Exercise directions — Gather every line from the entries below that includes "JSON".

Provided data —
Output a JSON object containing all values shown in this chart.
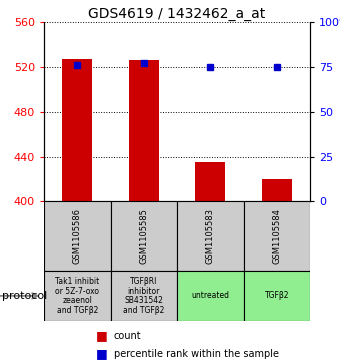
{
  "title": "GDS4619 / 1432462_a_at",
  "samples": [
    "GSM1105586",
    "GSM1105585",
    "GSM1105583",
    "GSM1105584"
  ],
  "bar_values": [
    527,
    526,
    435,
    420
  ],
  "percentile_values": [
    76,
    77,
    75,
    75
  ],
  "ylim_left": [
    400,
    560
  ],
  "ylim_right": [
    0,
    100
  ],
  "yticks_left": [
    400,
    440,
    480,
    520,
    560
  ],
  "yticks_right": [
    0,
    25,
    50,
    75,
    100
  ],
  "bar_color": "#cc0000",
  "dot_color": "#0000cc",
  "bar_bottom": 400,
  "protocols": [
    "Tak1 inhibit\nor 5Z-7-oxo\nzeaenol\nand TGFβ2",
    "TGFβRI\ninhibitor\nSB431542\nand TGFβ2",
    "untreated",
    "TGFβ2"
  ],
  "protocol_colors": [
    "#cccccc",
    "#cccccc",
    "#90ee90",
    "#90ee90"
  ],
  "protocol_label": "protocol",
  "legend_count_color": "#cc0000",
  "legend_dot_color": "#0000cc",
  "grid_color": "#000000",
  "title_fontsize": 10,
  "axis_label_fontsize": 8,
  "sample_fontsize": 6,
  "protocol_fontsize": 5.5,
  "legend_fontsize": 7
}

--

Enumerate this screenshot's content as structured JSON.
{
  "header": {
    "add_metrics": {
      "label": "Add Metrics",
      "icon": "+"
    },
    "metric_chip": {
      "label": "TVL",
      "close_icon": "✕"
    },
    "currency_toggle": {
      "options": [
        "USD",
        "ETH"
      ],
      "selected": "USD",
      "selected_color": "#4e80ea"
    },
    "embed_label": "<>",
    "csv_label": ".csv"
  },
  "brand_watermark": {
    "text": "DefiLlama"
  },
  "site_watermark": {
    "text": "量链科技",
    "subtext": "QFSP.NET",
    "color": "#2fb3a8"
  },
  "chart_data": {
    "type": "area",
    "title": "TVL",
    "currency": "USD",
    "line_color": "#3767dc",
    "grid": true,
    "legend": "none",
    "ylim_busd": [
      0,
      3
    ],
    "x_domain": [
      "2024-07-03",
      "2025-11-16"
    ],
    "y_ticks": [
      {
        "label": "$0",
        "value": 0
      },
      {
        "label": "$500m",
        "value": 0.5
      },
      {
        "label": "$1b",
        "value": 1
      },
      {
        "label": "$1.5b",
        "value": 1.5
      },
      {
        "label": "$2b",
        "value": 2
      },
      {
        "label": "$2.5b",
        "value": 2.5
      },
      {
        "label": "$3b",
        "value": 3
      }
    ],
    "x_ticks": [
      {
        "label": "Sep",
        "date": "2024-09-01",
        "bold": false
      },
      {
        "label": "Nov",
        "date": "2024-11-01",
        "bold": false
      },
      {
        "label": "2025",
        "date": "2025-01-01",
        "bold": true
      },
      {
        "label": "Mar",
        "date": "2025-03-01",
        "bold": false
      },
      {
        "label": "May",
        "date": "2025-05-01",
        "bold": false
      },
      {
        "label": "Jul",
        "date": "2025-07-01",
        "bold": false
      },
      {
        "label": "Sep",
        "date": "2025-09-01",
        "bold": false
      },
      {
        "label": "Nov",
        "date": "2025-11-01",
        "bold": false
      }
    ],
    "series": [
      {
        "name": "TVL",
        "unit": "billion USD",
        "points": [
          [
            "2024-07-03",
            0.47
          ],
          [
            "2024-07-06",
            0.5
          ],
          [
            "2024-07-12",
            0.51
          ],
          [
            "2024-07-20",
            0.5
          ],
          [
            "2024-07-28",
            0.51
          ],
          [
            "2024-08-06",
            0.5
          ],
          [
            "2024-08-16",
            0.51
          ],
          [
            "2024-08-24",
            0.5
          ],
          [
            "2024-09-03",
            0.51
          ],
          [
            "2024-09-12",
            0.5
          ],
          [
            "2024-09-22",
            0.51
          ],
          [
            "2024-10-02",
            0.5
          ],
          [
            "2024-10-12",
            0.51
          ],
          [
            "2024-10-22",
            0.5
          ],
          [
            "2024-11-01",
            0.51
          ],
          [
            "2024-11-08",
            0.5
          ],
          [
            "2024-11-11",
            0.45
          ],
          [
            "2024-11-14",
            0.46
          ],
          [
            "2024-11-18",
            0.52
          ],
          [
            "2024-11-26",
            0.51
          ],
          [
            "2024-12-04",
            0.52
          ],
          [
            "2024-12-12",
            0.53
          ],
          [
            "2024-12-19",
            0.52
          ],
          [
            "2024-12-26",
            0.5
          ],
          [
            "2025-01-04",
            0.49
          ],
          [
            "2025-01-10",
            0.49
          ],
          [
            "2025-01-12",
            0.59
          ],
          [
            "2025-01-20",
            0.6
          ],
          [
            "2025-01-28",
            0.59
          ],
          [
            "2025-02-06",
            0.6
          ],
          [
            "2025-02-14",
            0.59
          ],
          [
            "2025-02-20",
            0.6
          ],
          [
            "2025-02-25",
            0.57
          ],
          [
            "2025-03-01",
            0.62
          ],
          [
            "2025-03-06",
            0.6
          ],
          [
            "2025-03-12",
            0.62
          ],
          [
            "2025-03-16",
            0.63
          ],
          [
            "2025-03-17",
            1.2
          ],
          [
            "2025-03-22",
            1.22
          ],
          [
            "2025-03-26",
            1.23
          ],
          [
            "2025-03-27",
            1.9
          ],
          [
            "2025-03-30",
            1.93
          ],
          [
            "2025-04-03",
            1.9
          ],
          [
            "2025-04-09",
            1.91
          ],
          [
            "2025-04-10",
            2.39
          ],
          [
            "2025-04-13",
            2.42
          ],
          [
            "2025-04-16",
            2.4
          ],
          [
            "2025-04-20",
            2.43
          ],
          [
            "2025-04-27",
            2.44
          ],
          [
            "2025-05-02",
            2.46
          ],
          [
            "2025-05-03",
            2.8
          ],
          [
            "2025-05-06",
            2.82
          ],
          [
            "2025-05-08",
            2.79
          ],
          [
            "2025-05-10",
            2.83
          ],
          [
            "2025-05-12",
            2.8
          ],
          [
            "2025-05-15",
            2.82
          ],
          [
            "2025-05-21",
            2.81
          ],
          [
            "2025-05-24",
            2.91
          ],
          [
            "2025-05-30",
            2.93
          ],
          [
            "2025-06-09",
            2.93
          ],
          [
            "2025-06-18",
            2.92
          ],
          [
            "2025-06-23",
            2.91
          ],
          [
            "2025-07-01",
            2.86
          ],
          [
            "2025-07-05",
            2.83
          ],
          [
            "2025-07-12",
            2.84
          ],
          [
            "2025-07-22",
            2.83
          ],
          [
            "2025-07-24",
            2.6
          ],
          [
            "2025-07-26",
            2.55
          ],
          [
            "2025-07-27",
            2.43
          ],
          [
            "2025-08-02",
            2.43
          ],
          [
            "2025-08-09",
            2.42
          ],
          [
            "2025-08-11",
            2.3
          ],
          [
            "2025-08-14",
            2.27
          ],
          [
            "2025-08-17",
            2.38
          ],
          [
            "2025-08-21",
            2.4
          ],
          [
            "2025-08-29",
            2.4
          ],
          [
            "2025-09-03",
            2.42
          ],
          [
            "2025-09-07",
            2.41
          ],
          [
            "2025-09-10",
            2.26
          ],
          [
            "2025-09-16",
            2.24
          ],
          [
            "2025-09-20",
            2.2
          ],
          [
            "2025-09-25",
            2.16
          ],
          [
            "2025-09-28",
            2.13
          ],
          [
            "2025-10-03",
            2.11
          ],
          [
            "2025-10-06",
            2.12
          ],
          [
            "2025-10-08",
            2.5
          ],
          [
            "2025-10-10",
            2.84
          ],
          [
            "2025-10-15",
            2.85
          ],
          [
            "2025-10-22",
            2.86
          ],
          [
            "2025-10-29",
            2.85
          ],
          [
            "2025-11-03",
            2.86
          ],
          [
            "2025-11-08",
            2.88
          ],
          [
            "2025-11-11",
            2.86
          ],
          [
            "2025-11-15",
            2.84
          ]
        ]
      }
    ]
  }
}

Final result —
Output a JSON object containing all values shown in this chart.
Enumerate this screenshot's content as structured JSON.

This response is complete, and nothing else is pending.